# Given data
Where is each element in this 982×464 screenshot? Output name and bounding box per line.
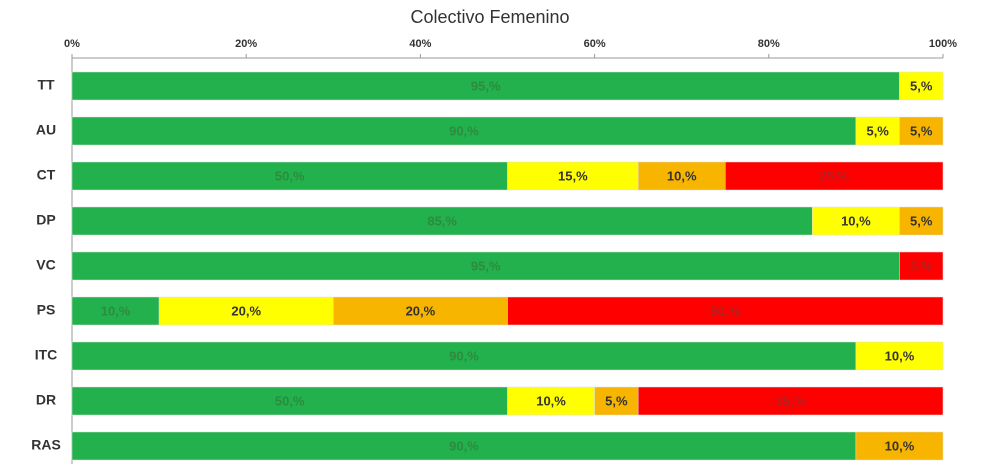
bar-segment [899, 251, 944, 281]
value-label: 5,% [605, 393, 628, 408]
x-tick-label: 80% [758, 38, 780, 50]
value-label: 15,% [558, 168, 588, 183]
bar-segment [71, 161, 508, 191]
bar-segment [899, 71, 944, 101]
bar-segment [71, 296, 160, 326]
value-label: 10,% [536, 393, 566, 408]
x-tick-label: 60% [584, 38, 606, 50]
bar-segment [507, 296, 944, 326]
bar-segment [855, 341, 944, 371]
value-label: 90,% [449, 438, 479, 453]
value-label: 50,% [275, 393, 305, 408]
chart-title: Colectivo Femenino [410, 7, 569, 27]
value-label: 50,% [710, 303, 740, 318]
bar-segment [71, 116, 857, 146]
bar-segment [333, 296, 508, 326]
category-label: RAS [31, 437, 61, 453]
bar-segment [507, 386, 595, 416]
category-label: AU [36, 122, 56, 138]
bar-segment [855, 431, 944, 461]
bar-segment [71, 431, 857, 461]
category-label: CT [37, 167, 56, 183]
value-label: 5,% [910, 123, 933, 138]
value-label: 10,% [885, 348, 915, 363]
x-tick-label: 100% [929, 38, 957, 50]
value-label: 20,% [231, 303, 261, 318]
value-label: 10,% [841, 213, 871, 228]
value-label: 20,% [406, 303, 436, 318]
bar-segment [71, 71, 900, 101]
value-label: 10,% [885, 438, 915, 453]
value-label: 5,% [866, 123, 889, 138]
category-label: DR [36, 392, 56, 408]
bar-segment [71, 341, 857, 371]
bar-segment [637, 386, 944, 416]
value-label: 5,% [910, 258, 933, 273]
bar-segment [71, 386, 508, 416]
bar-segment [899, 206, 944, 236]
category-label: ITC [35, 347, 58, 363]
x-tick-label: 40% [409, 38, 431, 50]
value-label: 95,% [471, 78, 501, 93]
value-label: 90,% [449, 348, 479, 363]
value-label: 5,% [910, 78, 933, 93]
x-tick-label: 20% [235, 38, 257, 50]
bar-segment [725, 161, 944, 191]
x-tick-label: 0% [64, 38, 80, 50]
bar-segment [812, 206, 900, 236]
category-label: TT [37, 77, 55, 93]
bar-segment [637, 161, 726, 191]
value-label: 25,% [819, 168, 849, 183]
value-label: 10,% [667, 168, 697, 183]
category-label: VC [36, 257, 55, 273]
category-label: DP [36, 212, 55, 228]
value-label: 95,% [471, 258, 501, 273]
category-label: PS [37, 302, 56, 318]
bar-segment [158, 296, 334, 326]
value-label: 50,% [275, 168, 305, 183]
value-label: 10,% [101, 303, 131, 318]
value-label: 5,% [910, 213, 933, 228]
value-label: 35,% [776, 393, 806, 408]
bar-segment [507, 161, 639, 191]
bar-segment [71, 251, 900, 281]
bar-segment [594, 386, 639, 416]
value-label: 90,% [449, 123, 479, 138]
bar-segment [899, 116, 944, 146]
value-label: 85,% [427, 213, 457, 228]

# Given task
Render everything in the records above, from the line containing "bar-segment [899, 251, 944, 281]" down to and including the line containing "bar-segment [507, 296, 944, 326]", as a numbered list with any blank lines left out.

# Completed exercise
1. bar-segment [899, 251, 944, 281]
2. value-label: 5,% [605, 393, 628, 408]
3. x-tick-label: 80% [758, 38, 780, 50]
4. value-label: 15,% [558, 168, 588, 183]
5. bar-segment [71, 161, 508, 191]
6. bar-segment [899, 71, 944, 101]
7. bar-segment [71, 296, 160, 326]
8. value-label: 10,% [536, 393, 566, 408]
9. x-tick-label: 60% [584, 38, 606, 50]
10. bar-segment [507, 296, 944, 326]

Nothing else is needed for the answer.